To do> Extract each line bearing the word "биения".

....

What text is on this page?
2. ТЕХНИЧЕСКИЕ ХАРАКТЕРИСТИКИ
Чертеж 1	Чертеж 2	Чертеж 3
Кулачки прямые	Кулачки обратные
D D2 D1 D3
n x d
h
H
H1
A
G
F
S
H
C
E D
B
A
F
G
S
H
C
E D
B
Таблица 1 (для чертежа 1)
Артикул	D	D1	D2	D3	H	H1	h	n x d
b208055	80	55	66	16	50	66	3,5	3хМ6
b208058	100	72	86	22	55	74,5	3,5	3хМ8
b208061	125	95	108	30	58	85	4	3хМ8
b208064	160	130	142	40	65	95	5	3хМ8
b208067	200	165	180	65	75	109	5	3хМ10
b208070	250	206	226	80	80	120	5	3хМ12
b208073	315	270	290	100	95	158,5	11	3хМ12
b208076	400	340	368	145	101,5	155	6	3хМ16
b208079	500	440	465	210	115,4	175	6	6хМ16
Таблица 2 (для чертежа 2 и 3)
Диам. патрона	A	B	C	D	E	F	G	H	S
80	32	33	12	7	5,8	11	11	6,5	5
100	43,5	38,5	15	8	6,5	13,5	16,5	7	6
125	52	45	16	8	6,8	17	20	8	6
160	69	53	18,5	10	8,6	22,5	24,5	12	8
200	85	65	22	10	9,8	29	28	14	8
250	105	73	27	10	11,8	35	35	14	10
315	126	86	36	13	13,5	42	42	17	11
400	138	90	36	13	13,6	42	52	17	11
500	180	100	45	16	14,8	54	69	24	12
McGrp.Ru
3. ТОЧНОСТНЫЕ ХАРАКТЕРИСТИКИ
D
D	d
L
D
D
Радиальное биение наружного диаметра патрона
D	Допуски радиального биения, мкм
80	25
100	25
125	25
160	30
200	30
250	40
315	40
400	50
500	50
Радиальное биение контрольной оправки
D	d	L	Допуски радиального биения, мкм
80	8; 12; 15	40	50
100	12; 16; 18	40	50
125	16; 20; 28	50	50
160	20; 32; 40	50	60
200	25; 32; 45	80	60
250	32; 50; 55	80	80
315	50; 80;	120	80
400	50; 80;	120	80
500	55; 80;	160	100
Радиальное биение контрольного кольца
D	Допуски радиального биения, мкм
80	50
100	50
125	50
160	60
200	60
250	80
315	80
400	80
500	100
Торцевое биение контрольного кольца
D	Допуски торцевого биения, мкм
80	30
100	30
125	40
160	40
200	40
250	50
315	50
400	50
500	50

....

Final result>
D	Допуски радиального биения, мкм
D	d	L	Допуски радиального биения, мкм
D	Допуски радиального биения, мкм
D	Допуски торцевого биения, мкм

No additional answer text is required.